Stored data:
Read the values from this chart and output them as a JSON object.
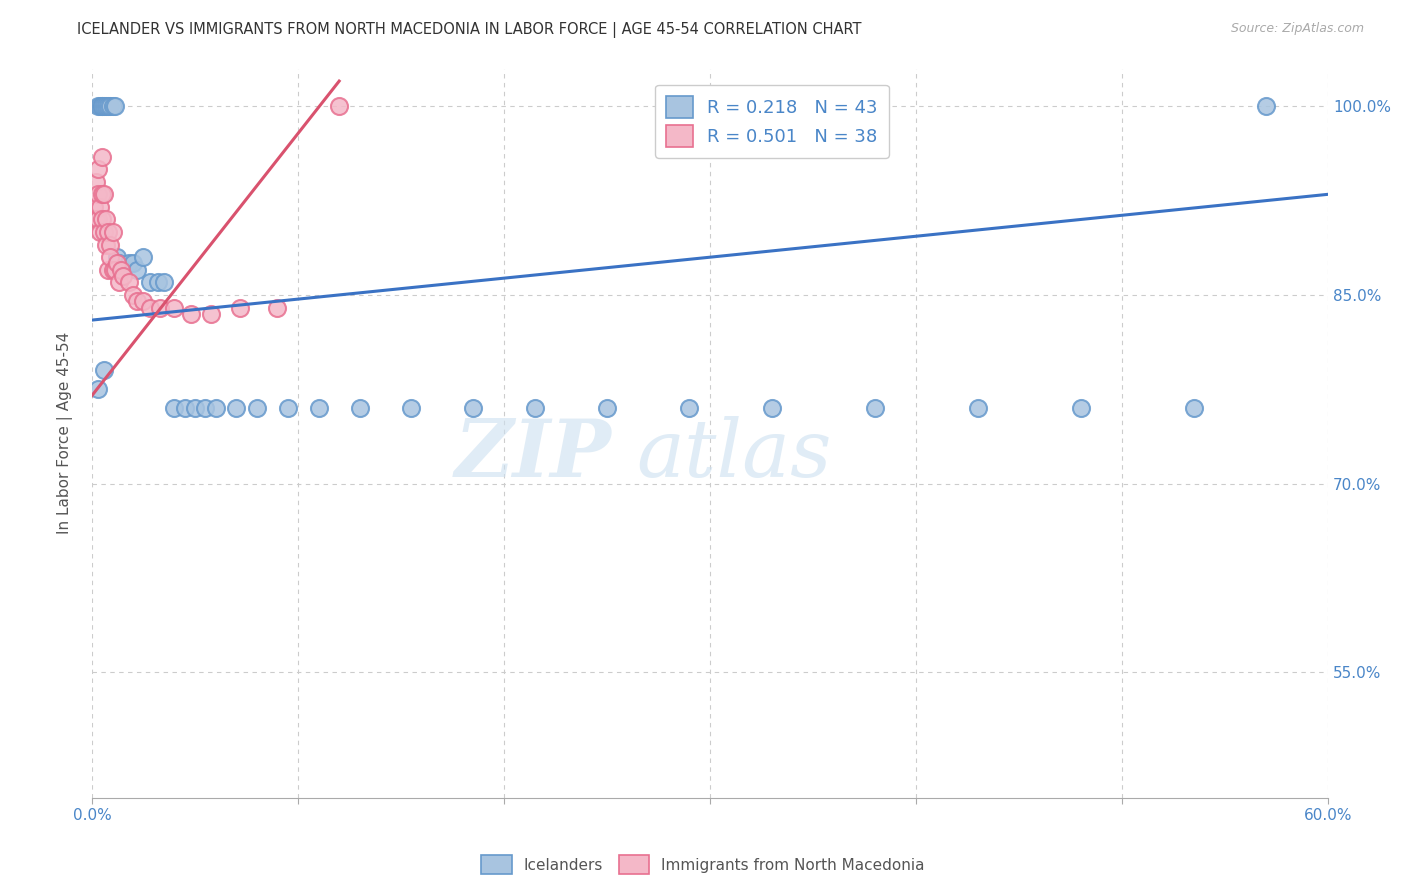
{
  "title": "ICELANDER VS IMMIGRANTS FROM NORTH MACEDONIA IN LABOR FORCE | AGE 45-54 CORRELATION CHART",
  "source": "Source: ZipAtlas.com",
  "ylabel": "In Labor Force | Age 45-54",
  "xlim": [
    0.0,
    0.6
  ],
  "ylim": [
    0.45,
    1.03
  ],
  "xticks": [
    0.0,
    0.1,
    0.2,
    0.3,
    0.4,
    0.5,
    0.6
  ],
  "xticklabels": [
    "0.0%",
    "",
    "",
    "",
    "",
    "",
    "60.0%"
  ],
  "yticks": [
    0.55,
    0.7,
    0.85,
    1.0
  ],
  "yticklabels": [
    "55.0%",
    "70.0%",
    "85.0%",
    "100.0%"
  ],
  "blue_R": 0.218,
  "blue_N": 43,
  "pink_R": 0.501,
  "pink_N": 38,
  "blue_color": "#a8c4e0",
  "blue_edge": "#6699cc",
  "pink_color": "#f4b8c8",
  "pink_edge": "#e87090",
  "blue_line_color": "#3a72c4",
  "pink_line_color": "#d9526e",
  "legend_label_blue": "Icelanders",
  "legend_label_pink": "Immigrants from North Macedonia",
  "blue_x": [
    0.003,
    0.004,
    0.005,
    0.005,
    0.006,
    0.007,
    0.008,
    0.009,
    0.01,
    0.011,
    0.012,
    0.013,
    0.015,
    0.018,
    0.02,
    0.022,
    0.025,
    0.028,
    0.032,
    0.035,
    0.04,
    0.045,
    0.05,
    0.055,
    0.06,
    0.07,
    0.08,
    0.095,
    0.11,
    0.13,
    0.155,
    0.185,
    0.215,
    0.25,
    0.29,
    0.33,
    0.38,
    0.43,
    0.48,
    0.535,
    0.57,
    0.003,
    0.006
  ],
  "blue_y": [
    1.0,
    1.0,
    1.0,
    1.0,
    1.0,
    1.0,
    1.0,
    1.0,
    1.0,
    1.0,
    0.88,
    0.875,
    0.87,
    0.875,
    0.875,
    0.87,
    0.88,
    0.86,
    0.86,
    0.86,
    0.76,
    0.76,
    0.76,
    0.76,
    0.76,
    0.76,
    0.76,
    0.76,
    0.76,
    0.76,
    0.76,
    0.76,
    0.76,
    0.76,
    0.76,
    0.76,
    0.76,
    0.76,
    0.76,
    0.76,
    1.0,
    0.775,
    0.79
  ],
  "pink_x": [
    0.001,
    0.002,
    0.002,
    0.003,
    0.003,
    0.003,
    0.004,
    0.004,
    0.005,
    0.005,
    0.005,
    0.006,
    0.006,
    0.007,
    0.007,
    0.008,
    0.008,
    0.009,
    0.009,
    0.01,
    0.01,
    0.011,
    0.012,
    0.013,
    0.014,
    0.015,
    0.018,
    0.02,
    0.022,
    0.025,
    0.028,
    0.033,
    0.04,
    0.048,
    0.058,
    0.072,
    0.09,
    0.12
  ],
  "pink_y": [
    0.92,
    0.94,
    0.91,
    0.95,
    0.93,
    0.91,
    0.9,
    0.92,
    0.91,
    0.93,
    0.96,
    0.9,
    0.93,
    0.91,
    0.89,
    0.9,
    0.87,
    0.89,
    0.88,
    0.87,
    0.9,
    0.87,
    0.875,
    0.86,
    0.87,
    0.865,
    0.86,
    0.85,
    0.845,
    0.845,
    0.84,
    0.84,
    0.84,
    0.835,
    0.835,
    0.84,
    0.84,
    1.0
  ],
  "watermark_zip": "ZIP",
  "watermark_atlas": "atlas",
  "background_color": "#ffffff",
  "grid_color": "#cccccc"
}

SHORT EXERCISE: Write out the material above again, word for word, minus its pictures.

WRITTEN ANSWER:
Read the values from this chart and output them as a JSON object.
{
  "title": "ICELANDER VS IMMIGRANTS FROM NORTH MACEDONIA IN LABOR FORCE | AGE 45-54 CORRELATION CHART",
  "source": "Source: ZipAtlas.com",
  "ylabel": "In Labor Force | Age 45-54",
  "xlim": [
    0.0,
    0.6
  ],
  "ylim": [
    0.45,
    1.03
  ],
  "xticks": [
    0.0,
    0.1,
    0.2,
    0.3,
    0.4,
    0.5,
    0.6
  ],
  "xticklabels": [
    "0.0%",
    "",
    "",
    "",
    "",
    "",
    "60.0%"
  ],
  "yticks": [
    0.55,
    0.7,
    0.85,
    1.0
  ],
  "yticklabels": [
    "55.0%",
    "70.0%",
    "85.0%",
    "100.0%"
  ],
  "blue_R": 0.218,
  "blue_N": 43,
  "pink_R": 0.501,
  "pink_N": 38,
  "blue_color": "#a8c4e0",
  "blue_edge": "#6699cc",
  "pink_color": "#f4b8c8",
  "pink_edge": "#e87090",
  "blue_line_color": "#3a72c4",
  "pink_line_color": "#d9526e",
  "legend_label_blue": "Icelanders",
  "legend_label_pink": "Immigrants from North Macedonia",
  "blue_x": [
    0.003,
    0.004,
    0.005,
    0.005,
    0.006,
    0.007,
    0.008,
    0.009,
    0.01,
    0.011,
    0.012,
    0.013,
    0.015,
    0.018,
    0.02,
    0.022,
    0.025,
    0.028,
    0.032,
    0.035,
    0.04,
    0.045,
    0.05,
    0.055,
    0.06,
    0.07,
    0.08,
    0.095,
    0.11,
    0.13,
    0.155,
    0.185,
    0.215,
    0.25,
    0.29,
    0.33,
    0.38,
    0.43,
    0.48,
    0.535,
    0.57,
    0.003,
    0.006
  ],
  "blue_y": [
    1.0,
    1.0,
    1.0,
    1.0,
    1.0,
    1.0,
    1.0,
    1.0,
    1.0,
    1.0,
    0.88,
    0.875,
    0.87,
    0.875,
    0.875,
    0.87,
    0.88,
    0.86,
    0.86,
    0.86,
    0.76,
    0.76,
    0.76,
    0.76,
    0.76,
    0.76,
    0.76,
    0.76,
    0.76,
    0.76,
    0.76,
    0.76,
    0.76,
    0.76,
    0.76,
    0.76,
    0.76,
    0.76,
    0.76,
    0.76,
    1.0,
    0.775,
    0.79
  ],
  "pink_x": [
    0.001,
    0.002,
    0.002,
    0.003,
    0.003,
    0.003,
    0.004,
    0.004,
    0.005,
    0.005,
    0.005,
    0.006,
    0.006,
    0.007,
    0.007,
    0.008,
    0.008,
    0.009,
    0.009,
    0.01,
    0.01,
    0.011,
    0.012,
    0.013,
    0.014,
    0.015,
    0.018,
    0.02,
    0.022,
    0.025,
    0.028,
    0.033,
    0.04,
    0.048,
    0.058,
    0.072,
    0.09,
    0.12
  ],
  "pink_y": [
    0.92,
    0.94,
    0.91,
    0.95,
    0.93,
    0.91,
    0.9,
    0.92,
    0.91,
    0.93,
    0.96,
    0.9,
    0.93,
    0.91,
    0.89,
    0.9,
    0.87,
    0.89,
    0.88,
    0.87,
    0.9,
    0.87,
    0.875,
    0.86,
    0.87,
    0.865,
    0.86,
    0.85,
    0.845,
    0.845,
    0.84,
    0.84,
    0.84,
    0.835,
    0.835,
    0.84,
    0.84,
    1.0
  ],
  "watermark_zip": "ZIP",
  "watermark_atlas": "atlas",
  "background_color": "#ffffff",
  "grid_color": "#cccccc"
}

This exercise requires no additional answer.